Exercise description:
The listing must be reproduced in full, exactly as it stands.

--- START ---

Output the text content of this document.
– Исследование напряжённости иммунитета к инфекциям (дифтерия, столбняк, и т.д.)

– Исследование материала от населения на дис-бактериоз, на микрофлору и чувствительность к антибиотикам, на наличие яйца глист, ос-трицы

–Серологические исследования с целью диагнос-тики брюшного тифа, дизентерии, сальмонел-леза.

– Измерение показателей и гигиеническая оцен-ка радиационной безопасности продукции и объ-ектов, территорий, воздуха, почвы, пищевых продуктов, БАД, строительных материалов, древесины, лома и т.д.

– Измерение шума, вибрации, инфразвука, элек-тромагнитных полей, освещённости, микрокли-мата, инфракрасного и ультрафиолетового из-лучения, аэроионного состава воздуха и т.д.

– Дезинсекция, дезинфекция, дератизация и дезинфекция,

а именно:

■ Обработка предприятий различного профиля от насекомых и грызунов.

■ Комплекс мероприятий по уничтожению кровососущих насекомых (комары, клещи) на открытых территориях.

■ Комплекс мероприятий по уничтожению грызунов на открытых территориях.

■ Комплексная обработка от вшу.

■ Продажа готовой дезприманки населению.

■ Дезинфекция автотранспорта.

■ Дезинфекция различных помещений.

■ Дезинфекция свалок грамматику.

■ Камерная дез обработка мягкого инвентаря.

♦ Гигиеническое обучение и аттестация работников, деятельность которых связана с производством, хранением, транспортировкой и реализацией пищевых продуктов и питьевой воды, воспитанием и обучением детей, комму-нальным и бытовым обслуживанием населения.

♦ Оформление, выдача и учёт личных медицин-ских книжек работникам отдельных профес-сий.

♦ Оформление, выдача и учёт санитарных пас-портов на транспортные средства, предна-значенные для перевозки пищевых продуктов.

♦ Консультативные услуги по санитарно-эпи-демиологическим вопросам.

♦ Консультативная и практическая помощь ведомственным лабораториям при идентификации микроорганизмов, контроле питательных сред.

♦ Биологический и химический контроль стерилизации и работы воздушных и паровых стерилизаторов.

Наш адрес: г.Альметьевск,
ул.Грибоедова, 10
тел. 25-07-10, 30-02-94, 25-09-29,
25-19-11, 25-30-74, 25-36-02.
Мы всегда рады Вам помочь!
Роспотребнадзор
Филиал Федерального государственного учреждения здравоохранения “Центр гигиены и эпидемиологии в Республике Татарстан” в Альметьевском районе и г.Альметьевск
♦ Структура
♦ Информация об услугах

--- END ---

Solution for this task:
Output the text content of this document.
– Исследование напряжённости иммунитета к инфекциям (дифтерия, столбняк, и т.д.)

– Исследование материала от населения на дис-бактериоз, на микрофлору и чувствительность к антибиотикам, на наличие яйца глист, ос-трицы

–Серологические исследования с целью диагнос-тики брюшного тифа, дизентерии, сальмонел-леза.

– Измерение показателей и гигиеническая оцен-ка радиационной безопасности продукции и объ-ектов, территорий, воздуха, почвы, пищевых продуктов, БАД, строительных материалов, древесины, лома и т.д.

– Измерение шума, вибрации, инфразвука, элек-тромагнитных полей, освещённости, микрокли-мата, инфракрасного и ультрафиолетового из-лучения, аэроионного состава воздуха и т.д.

– Дезинсекция, дезинфекция, дератизация и дезинфекция,

а именно:

■ Обработка предприятий различного профиля от насекомых и грызунов.

■ Комплекс мероприятий по уничтожению кровососущих насекомых (комары, клещи) на открытых территориях.

■ Комплекс мероприятий по уничтожению грызунов на открытых территориях.

■ Комплексная обработка от вшу.

■ Продажа готовой дезприманки населению.

■ Дезинфекция автотранспорта.

■ Дезинфекция различных помещений.

■ Дезинфекция свалок грамматику.

■ Камерная дез обработка мягкого инвентаря.

♦ Гигиеническое обучение и аттестация работников, деятельность которых связана с производством, хранением, транспортировкой и реализацией пищевых продуктов и питьевой воды, воспитанием и обучением детей, комму-нальным и бытовым обслуживанием населения.

♦ Оформление, выдача и учёт личных медицин-ских книжек работникам отдельных профес-сий.

♦ Оформление, выдача и учёт санитарных пас-портов на транспортные средства, предна-значенные для перевозки пищевых продуктов.

♦ Консультативные услуги по санитарно-эпи-демиологическим вопросам.

♦ Консультативная и практическая помощь ведомственным лабораториям при идентификации микроорганизмов, контроле питательных сред.

♦ Биологический и химический контроль стерилизации и работы воздушных и паровых стерилизаторов.

Наш адрес: г.Альметьевск,
ул.Грибоедова, 10
тел. 25-07-10, 30-02-94, 25-09-29,
25-19-11, 25-30-74, 25-36-02.
Мы всегда рады Вам помочь!
Роспотребнадзор
Филиал Федерального государственного учреждения здравоохранения “Центр гигиены и эпидемиологии в Республике Татарстан” в Альметьевском районе и г.Альметьевск
♦ Структура
♦ Информация об услугах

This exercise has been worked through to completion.